** START Given entries **
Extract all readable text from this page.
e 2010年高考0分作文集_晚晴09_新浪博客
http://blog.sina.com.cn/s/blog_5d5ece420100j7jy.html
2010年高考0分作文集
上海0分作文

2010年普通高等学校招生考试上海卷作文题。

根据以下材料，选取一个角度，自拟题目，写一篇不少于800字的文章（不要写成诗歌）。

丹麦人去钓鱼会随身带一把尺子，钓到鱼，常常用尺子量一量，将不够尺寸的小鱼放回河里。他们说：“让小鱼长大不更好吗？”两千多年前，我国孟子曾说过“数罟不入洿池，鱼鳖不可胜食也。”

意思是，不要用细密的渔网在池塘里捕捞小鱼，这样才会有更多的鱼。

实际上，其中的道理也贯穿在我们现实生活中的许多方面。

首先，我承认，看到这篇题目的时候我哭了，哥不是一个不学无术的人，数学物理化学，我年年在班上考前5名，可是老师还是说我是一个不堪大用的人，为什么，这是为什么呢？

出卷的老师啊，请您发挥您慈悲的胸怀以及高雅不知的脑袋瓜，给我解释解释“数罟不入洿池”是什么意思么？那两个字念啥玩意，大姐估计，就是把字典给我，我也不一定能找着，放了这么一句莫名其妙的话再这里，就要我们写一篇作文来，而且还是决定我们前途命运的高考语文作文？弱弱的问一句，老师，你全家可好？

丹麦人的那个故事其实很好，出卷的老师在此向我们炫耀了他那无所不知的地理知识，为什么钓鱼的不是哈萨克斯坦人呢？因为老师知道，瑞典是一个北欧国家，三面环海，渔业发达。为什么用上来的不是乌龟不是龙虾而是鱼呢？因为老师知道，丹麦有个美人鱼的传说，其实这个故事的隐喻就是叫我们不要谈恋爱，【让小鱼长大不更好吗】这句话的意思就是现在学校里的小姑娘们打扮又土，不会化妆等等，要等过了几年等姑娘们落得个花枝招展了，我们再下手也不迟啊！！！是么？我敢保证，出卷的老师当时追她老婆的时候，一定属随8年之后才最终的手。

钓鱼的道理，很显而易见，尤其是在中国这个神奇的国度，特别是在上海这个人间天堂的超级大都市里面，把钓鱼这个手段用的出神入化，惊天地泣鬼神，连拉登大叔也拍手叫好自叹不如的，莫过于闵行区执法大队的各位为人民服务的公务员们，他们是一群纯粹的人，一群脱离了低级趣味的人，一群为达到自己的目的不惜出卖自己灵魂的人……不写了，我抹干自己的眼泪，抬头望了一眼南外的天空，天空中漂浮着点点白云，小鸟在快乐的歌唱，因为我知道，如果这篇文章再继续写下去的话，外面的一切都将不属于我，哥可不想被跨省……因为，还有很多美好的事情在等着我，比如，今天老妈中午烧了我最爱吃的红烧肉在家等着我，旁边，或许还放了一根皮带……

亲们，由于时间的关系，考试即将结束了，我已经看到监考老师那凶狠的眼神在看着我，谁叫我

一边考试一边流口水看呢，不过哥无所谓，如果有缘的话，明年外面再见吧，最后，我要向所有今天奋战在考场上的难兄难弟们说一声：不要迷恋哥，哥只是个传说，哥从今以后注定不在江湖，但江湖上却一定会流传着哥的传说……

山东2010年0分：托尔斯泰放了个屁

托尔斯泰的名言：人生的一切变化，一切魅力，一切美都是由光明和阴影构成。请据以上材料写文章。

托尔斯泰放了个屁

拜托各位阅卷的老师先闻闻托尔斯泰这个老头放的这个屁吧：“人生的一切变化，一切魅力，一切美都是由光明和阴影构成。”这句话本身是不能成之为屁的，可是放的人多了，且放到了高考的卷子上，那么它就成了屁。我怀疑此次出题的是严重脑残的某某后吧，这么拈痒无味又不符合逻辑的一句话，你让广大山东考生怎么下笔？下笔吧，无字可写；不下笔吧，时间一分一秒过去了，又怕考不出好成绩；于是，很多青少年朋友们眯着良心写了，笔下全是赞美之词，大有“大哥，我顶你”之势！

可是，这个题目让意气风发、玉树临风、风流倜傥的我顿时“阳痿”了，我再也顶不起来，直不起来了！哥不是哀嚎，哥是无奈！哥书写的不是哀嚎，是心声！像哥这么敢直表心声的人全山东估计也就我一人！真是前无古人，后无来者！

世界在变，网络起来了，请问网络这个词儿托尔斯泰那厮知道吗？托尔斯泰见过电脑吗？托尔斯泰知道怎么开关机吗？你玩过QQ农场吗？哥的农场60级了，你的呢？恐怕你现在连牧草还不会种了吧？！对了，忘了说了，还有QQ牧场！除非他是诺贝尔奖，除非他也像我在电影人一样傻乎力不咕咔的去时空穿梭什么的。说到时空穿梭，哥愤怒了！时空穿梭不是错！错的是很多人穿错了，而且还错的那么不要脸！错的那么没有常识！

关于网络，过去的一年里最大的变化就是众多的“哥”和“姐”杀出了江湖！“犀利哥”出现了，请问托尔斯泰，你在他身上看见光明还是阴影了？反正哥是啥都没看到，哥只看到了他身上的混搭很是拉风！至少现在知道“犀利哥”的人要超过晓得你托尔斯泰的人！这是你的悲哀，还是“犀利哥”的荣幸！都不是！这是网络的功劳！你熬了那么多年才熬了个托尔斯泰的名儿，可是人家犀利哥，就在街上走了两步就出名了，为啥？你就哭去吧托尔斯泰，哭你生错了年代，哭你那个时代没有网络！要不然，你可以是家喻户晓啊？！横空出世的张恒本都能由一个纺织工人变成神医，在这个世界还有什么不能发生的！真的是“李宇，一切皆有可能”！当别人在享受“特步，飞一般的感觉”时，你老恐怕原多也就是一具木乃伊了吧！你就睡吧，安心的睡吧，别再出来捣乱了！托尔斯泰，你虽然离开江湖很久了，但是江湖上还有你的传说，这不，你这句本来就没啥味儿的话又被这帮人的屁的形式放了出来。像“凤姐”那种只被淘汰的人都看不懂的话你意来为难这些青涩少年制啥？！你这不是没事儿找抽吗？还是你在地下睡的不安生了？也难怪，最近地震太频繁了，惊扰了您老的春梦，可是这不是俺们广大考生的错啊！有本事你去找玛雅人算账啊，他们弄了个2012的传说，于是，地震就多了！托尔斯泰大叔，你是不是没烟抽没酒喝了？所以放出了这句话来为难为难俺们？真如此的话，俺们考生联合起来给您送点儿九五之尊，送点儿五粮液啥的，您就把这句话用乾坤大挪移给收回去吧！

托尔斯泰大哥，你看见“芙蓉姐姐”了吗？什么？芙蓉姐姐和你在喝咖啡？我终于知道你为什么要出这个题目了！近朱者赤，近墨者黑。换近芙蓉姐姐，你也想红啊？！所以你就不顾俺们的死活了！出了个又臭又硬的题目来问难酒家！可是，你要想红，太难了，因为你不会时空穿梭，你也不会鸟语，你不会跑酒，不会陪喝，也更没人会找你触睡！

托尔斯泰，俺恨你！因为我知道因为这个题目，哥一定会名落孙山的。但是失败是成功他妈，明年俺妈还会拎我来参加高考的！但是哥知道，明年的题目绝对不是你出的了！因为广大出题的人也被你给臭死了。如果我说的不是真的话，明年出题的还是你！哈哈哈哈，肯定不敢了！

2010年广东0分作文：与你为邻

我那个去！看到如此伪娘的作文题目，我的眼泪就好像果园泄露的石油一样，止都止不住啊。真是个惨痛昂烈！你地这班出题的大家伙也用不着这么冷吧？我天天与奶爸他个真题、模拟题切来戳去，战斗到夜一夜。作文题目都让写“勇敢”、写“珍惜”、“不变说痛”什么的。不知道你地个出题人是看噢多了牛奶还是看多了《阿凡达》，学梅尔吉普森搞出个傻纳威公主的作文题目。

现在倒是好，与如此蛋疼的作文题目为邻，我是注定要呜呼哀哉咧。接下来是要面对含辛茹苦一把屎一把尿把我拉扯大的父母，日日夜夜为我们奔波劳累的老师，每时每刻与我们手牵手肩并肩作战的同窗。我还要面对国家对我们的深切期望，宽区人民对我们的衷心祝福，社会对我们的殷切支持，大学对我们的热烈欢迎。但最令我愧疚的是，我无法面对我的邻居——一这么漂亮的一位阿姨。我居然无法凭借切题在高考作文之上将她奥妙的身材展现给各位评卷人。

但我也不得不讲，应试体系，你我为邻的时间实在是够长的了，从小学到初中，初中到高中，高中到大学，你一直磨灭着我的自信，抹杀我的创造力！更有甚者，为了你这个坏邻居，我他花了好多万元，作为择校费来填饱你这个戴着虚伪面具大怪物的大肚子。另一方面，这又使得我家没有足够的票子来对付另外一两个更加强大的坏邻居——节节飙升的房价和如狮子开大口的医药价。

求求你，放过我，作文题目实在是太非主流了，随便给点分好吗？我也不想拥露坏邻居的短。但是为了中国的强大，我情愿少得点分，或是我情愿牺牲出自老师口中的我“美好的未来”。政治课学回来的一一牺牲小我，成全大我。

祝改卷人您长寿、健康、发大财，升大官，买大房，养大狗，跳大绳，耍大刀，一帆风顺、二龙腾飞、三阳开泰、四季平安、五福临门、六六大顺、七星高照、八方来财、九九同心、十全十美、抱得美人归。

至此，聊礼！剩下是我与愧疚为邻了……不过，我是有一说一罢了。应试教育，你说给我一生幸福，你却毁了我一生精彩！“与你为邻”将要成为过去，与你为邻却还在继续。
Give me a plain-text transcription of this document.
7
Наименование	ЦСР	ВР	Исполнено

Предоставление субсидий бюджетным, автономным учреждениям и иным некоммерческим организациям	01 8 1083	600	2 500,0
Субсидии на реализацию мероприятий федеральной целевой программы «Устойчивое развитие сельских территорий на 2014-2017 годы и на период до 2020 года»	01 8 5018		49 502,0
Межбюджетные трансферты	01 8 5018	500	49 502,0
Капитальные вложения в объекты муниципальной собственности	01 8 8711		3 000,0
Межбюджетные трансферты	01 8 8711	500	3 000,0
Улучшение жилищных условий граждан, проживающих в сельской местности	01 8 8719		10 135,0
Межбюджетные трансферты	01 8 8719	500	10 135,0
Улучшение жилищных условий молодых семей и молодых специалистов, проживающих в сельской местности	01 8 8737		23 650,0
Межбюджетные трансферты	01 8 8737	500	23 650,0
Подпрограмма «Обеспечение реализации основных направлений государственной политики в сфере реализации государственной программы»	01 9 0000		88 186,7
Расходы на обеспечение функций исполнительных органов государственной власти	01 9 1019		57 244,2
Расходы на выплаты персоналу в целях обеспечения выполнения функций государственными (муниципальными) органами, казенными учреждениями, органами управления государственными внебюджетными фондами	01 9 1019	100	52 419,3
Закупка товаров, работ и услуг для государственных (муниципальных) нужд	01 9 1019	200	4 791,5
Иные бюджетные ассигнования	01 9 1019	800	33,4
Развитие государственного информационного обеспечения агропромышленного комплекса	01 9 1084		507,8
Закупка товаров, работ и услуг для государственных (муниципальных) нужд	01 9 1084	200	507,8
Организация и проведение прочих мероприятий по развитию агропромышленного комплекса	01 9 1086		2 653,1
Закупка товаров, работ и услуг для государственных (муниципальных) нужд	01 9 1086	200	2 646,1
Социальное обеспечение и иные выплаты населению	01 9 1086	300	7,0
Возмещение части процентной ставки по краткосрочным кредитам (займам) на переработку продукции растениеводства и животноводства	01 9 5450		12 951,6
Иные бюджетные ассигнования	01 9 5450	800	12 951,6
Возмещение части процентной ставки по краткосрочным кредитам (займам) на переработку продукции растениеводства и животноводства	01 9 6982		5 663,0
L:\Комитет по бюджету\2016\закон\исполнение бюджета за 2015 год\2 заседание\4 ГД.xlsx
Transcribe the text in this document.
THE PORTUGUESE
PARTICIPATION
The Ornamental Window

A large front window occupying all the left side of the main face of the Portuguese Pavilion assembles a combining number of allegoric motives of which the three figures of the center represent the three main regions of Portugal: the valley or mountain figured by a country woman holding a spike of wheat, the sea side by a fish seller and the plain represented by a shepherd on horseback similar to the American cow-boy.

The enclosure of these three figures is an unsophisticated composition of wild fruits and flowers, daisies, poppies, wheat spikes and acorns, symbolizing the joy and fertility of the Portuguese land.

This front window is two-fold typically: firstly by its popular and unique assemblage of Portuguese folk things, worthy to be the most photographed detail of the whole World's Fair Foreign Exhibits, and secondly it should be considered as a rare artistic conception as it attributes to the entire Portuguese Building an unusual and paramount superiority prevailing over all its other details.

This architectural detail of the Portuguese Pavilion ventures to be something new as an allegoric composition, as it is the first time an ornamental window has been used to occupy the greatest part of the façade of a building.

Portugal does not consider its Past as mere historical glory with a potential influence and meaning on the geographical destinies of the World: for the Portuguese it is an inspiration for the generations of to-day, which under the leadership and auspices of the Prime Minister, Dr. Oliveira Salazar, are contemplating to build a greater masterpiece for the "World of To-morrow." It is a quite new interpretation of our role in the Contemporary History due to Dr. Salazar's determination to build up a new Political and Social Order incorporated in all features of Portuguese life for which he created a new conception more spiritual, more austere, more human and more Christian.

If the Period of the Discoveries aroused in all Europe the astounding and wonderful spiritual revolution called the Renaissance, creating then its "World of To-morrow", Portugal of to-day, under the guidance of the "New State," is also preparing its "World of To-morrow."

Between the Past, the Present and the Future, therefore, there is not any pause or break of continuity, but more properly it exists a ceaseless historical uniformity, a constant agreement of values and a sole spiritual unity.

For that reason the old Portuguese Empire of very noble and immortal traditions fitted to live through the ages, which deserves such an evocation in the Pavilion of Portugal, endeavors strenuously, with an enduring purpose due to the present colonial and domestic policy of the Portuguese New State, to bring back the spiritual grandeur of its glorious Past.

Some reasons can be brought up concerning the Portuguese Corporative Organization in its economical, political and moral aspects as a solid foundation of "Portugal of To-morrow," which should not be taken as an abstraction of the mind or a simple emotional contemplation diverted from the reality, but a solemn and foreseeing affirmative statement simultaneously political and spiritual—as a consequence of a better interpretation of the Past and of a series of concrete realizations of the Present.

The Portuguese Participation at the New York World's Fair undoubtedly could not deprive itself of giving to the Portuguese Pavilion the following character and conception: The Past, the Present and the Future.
** END Given entries **
▶ **Objective**
Copy out every line in the entries above that holds "жилищных".

▶ **Output for this task**
Улучшение жилищных условий граждан, проживающих в сельской местности	01 8 8719		10 135,0
Улучшение жилищных условий молодых семей и молодых специалистов, проживающих в сельской местности	01 8 8737		23 650,0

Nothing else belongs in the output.